+++ Source data

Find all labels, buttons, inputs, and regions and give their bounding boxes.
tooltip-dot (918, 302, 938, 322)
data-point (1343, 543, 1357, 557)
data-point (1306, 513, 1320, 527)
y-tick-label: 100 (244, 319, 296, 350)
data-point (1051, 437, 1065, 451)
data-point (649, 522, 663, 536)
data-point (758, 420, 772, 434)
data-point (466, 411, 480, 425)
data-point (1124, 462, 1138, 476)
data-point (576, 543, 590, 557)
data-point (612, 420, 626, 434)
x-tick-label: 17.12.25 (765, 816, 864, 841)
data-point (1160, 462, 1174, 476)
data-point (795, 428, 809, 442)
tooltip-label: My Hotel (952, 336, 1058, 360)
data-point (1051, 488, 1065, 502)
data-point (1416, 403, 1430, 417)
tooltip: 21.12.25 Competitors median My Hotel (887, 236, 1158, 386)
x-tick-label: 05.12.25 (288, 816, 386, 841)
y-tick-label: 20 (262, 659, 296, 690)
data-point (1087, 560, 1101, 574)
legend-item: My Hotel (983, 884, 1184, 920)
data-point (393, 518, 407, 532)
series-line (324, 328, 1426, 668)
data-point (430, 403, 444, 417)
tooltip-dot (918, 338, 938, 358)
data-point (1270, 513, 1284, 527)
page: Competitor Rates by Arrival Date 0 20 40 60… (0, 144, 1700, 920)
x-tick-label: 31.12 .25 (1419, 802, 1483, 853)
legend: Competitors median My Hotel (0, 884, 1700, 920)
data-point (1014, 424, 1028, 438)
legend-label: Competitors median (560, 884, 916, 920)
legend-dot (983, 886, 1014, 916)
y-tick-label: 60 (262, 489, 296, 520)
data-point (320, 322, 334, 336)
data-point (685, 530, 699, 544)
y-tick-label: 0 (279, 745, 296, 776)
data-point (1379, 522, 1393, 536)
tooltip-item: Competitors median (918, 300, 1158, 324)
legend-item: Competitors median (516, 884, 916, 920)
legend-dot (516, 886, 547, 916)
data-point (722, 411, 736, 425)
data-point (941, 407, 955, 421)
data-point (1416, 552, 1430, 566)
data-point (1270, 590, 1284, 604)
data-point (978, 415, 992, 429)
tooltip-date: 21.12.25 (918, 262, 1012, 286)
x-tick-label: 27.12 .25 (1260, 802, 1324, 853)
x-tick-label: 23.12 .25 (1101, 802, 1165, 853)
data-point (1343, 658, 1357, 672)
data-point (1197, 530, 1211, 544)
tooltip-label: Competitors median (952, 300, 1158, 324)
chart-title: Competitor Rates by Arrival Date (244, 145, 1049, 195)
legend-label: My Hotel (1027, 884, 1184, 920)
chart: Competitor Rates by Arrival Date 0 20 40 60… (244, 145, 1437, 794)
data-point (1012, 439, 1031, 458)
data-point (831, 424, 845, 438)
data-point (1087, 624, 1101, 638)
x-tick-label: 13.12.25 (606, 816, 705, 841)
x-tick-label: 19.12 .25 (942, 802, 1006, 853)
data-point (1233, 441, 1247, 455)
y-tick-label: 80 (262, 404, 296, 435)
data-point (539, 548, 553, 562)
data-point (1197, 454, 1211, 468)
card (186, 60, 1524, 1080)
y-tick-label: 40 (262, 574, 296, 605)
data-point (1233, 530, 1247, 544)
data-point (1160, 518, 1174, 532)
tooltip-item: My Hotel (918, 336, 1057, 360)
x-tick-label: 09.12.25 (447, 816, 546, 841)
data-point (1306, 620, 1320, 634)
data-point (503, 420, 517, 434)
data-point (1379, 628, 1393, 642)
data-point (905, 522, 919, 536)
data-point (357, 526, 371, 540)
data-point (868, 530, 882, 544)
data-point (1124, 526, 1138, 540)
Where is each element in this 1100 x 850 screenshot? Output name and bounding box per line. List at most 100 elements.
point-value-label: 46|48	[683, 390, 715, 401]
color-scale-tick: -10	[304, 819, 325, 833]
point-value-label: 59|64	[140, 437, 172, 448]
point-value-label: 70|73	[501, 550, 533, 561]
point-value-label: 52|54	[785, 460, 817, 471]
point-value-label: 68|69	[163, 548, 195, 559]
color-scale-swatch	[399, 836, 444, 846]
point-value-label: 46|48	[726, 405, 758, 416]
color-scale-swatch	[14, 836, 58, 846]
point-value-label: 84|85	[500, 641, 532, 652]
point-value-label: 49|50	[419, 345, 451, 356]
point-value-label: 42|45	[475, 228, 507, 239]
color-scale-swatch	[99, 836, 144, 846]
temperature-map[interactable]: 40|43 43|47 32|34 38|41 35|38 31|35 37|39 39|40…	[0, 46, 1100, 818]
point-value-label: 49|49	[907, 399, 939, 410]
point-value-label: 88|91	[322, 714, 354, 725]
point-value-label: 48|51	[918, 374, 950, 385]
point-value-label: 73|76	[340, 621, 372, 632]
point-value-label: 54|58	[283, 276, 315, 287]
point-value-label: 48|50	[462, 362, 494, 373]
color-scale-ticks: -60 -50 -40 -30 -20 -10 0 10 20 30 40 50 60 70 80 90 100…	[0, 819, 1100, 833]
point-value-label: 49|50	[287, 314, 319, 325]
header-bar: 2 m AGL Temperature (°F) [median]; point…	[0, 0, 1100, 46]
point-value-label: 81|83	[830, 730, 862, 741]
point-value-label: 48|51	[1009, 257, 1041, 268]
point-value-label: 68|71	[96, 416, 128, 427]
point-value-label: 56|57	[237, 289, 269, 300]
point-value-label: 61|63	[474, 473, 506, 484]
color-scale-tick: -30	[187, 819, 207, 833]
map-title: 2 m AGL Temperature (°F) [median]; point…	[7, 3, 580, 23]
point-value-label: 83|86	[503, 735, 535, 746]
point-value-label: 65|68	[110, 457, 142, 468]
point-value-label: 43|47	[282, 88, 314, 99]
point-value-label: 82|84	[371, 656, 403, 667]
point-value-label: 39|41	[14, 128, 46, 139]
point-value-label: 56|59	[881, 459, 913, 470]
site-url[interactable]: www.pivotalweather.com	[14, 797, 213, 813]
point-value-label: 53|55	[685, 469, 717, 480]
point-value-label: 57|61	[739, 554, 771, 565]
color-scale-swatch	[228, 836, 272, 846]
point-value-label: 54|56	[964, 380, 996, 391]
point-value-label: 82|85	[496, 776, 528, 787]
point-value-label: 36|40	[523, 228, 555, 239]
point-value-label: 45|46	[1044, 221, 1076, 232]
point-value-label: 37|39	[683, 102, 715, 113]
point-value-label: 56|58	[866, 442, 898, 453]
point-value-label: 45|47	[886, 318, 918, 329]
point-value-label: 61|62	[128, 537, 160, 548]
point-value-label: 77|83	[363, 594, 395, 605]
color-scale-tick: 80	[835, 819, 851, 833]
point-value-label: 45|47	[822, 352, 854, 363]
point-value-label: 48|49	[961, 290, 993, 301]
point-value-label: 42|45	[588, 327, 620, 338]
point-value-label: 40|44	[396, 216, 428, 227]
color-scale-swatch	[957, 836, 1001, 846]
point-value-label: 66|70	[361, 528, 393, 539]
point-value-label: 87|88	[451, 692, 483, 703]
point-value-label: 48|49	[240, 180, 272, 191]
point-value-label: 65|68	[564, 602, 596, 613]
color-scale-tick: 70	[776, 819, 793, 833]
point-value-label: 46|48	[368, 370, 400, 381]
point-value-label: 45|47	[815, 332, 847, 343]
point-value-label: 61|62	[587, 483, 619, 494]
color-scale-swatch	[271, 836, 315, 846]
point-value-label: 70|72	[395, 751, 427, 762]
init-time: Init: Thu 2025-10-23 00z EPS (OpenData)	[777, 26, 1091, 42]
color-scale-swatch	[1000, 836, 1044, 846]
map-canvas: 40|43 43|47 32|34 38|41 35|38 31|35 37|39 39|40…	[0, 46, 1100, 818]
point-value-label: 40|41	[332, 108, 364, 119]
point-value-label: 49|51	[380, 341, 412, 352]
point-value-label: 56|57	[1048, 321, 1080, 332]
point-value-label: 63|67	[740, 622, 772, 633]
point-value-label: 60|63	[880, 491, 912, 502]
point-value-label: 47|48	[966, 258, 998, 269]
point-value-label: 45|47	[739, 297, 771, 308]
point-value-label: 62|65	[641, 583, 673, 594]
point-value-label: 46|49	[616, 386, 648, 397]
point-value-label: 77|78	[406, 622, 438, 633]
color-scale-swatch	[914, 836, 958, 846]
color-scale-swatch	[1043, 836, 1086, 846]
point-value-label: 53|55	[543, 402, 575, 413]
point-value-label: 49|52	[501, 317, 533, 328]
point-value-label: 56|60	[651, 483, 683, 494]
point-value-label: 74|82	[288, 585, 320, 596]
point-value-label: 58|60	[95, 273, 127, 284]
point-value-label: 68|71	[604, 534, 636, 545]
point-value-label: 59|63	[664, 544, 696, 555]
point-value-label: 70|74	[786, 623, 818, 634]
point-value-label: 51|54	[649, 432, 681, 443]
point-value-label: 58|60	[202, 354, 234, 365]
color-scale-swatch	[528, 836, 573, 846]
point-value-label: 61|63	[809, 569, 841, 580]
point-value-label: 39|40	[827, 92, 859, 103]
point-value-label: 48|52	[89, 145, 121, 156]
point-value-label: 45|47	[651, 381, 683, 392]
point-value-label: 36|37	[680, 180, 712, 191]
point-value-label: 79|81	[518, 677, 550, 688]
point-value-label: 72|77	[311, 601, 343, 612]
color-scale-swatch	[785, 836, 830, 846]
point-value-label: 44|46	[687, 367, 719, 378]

++++++

▶ _Aim_
Return each line above that contains the string "item", matching case exactly.

▶ _Correct response_
legend-item: My Hotel (983, 884, 1184, 920)
tooltip-item: Competitors median (918, 300, 1158, 324)
legend-item: Competitors median (516, 884, 916, 920)
tooltip-item: My Hotel (918, 336, 1057, 360)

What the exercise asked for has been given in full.